> [Exercise prompt]
Nothing but the lines from the one containing "Read all visible content and emit it as JSON." through the last line should be written out, please, exactly as they stand.

> [Data listing]
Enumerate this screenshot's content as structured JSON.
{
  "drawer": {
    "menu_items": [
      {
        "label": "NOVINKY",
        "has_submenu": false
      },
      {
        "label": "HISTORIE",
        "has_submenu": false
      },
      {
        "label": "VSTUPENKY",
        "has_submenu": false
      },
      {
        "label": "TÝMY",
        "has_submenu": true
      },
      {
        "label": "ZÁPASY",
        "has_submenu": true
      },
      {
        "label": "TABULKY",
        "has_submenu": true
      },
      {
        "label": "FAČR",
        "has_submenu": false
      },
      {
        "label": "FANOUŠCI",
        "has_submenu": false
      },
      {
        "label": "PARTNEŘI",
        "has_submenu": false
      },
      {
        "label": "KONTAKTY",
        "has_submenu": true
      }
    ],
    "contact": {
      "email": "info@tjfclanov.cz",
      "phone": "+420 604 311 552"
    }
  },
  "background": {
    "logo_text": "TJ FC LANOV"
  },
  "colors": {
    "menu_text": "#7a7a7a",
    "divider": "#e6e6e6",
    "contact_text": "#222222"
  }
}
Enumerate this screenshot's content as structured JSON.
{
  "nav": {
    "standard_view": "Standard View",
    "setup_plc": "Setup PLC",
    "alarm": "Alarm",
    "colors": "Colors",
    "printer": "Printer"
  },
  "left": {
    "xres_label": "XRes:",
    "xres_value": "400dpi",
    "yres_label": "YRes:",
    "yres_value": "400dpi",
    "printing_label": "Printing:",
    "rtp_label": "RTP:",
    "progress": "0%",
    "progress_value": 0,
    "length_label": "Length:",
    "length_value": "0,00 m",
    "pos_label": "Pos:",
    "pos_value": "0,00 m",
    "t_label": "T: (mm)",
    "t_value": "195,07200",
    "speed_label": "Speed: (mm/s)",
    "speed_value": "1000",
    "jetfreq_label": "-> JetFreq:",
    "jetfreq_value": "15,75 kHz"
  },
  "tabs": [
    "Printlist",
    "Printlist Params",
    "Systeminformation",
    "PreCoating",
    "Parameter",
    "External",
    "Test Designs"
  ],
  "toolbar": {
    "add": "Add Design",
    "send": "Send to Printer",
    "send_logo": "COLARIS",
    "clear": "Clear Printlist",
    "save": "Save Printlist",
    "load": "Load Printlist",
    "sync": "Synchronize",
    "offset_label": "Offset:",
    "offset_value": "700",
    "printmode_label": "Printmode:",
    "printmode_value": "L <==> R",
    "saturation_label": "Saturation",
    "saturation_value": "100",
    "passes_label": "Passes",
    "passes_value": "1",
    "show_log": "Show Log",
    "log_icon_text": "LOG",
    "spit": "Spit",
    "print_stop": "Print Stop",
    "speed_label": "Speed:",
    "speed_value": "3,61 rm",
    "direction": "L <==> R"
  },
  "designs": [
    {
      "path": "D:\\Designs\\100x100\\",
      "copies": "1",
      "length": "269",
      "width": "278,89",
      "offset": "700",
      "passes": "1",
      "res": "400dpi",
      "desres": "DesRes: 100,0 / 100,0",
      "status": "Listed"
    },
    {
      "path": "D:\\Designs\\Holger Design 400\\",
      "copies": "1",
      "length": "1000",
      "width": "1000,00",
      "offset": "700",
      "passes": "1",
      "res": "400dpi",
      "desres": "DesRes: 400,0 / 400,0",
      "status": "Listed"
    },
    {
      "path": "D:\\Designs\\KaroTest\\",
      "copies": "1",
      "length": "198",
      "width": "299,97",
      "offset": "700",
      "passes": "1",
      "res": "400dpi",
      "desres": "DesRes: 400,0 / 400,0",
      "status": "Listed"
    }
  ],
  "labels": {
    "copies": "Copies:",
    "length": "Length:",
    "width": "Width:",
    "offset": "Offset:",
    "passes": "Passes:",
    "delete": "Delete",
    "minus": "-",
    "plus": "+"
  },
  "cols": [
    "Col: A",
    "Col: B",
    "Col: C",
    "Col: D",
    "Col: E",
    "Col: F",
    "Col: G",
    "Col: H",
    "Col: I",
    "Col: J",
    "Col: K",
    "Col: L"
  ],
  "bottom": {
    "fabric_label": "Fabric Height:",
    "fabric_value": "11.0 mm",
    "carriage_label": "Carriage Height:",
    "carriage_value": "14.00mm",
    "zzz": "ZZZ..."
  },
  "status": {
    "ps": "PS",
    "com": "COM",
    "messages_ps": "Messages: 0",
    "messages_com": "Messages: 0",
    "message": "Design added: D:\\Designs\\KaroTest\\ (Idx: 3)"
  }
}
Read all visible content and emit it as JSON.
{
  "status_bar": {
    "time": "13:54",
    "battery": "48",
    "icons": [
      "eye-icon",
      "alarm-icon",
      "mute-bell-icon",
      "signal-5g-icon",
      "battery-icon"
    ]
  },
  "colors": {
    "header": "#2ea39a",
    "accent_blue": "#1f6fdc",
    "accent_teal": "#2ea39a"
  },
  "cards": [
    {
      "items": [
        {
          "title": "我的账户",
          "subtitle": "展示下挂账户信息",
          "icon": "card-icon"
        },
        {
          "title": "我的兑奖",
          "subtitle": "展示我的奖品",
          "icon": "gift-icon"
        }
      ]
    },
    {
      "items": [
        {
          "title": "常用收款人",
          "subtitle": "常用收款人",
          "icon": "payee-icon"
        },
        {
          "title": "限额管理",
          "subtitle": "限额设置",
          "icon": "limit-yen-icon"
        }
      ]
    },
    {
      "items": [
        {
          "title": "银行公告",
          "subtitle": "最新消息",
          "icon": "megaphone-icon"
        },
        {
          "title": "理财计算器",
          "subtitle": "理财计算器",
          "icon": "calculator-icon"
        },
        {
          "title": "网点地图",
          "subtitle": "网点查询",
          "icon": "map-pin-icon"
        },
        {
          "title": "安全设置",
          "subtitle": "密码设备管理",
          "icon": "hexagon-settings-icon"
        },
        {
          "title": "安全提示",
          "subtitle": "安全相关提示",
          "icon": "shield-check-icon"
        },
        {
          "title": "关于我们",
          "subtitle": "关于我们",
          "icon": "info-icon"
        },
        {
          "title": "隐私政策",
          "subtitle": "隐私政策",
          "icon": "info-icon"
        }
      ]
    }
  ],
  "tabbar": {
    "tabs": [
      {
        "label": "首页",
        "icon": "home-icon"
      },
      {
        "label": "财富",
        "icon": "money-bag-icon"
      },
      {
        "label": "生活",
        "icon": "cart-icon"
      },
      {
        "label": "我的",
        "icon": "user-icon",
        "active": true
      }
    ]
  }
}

> [Result of this exercise]
Read all visible content and emit it as JSON.
{
  "status_bar": {
    "time": "13:54",
    "battery": "48",
    "icons": [
      "eye-icon",
      "alarm-icon",
      "mute-bell-icon",
      "signal-5g-icon",
      "battery-icon"
    ]
  },
  "colors": {
    "header": "#2ea39a",
    "accent_blue": "#1f6fdc",
    "accent_teal": "#2ea39a"
  },
  "cards": [
    {
      "items": [
        {
          "title": "我的账户",
          "subtitle": "展示下挂账户信息",
          "icon": "card-icon"
        },
        {
          "title": "我的兑奖",
          "subtitle": "展示我的奖品",
          "icon": "gift-icon"
        }
      ]
    },
    {
      "items": [
        {
          "title": "常用收款人",
          "subtitle": "常用收款人",
          "icon": "payee-icon"
        },
        {
          "title": "限额管理",
          "subtitle": "限额设置",
          "icon": "limit-yen-icon"
        }
      ]
    },
    {
      "items": [
        {
          "title": "银行公告",
          "subtitle": "最新消息",
          "icon": "megaphone-icon"
        },
        {
          "title": "理财计算器",
          "subtitle": "理财计算器",
          "icon": "calculator-icon"
        },
        {
          "title": "网点地图",
          "subtitle": "网点查询",
          "icon": "map-pin-icon"
        },
        {
          "title": "安全设置",
          "subtitle": "密码设备管理",
          "icon": "hexagon-settings-icon"
        },
        {
          "title": "安全提示",
          "subtitle": "安全相关提示",
          "icon": "shield-check-icon"
        },
        {
          "title": "关于我们",
          "subtitle": "关于我们",
          "icon": "info-icon"
        },
        {
          "title": "隐私政策",
          "subtitle": "隐私政策",
          "icon": "info-icon"
        }
      ]
    }
  ],
  "tabbar": {
    "tabs": [
      {
        "label": "首页",
        "icon": "home-icon"
      },
      {
        "label": "财富",
        "icon": "money-bag-icon"
      },
      {
        "label": "生活",
        "icon": "cart-icon"
      },
      {
        "label": "我的",
        "icon": "user-icon",
        "active": true
      }
    ]
  }
}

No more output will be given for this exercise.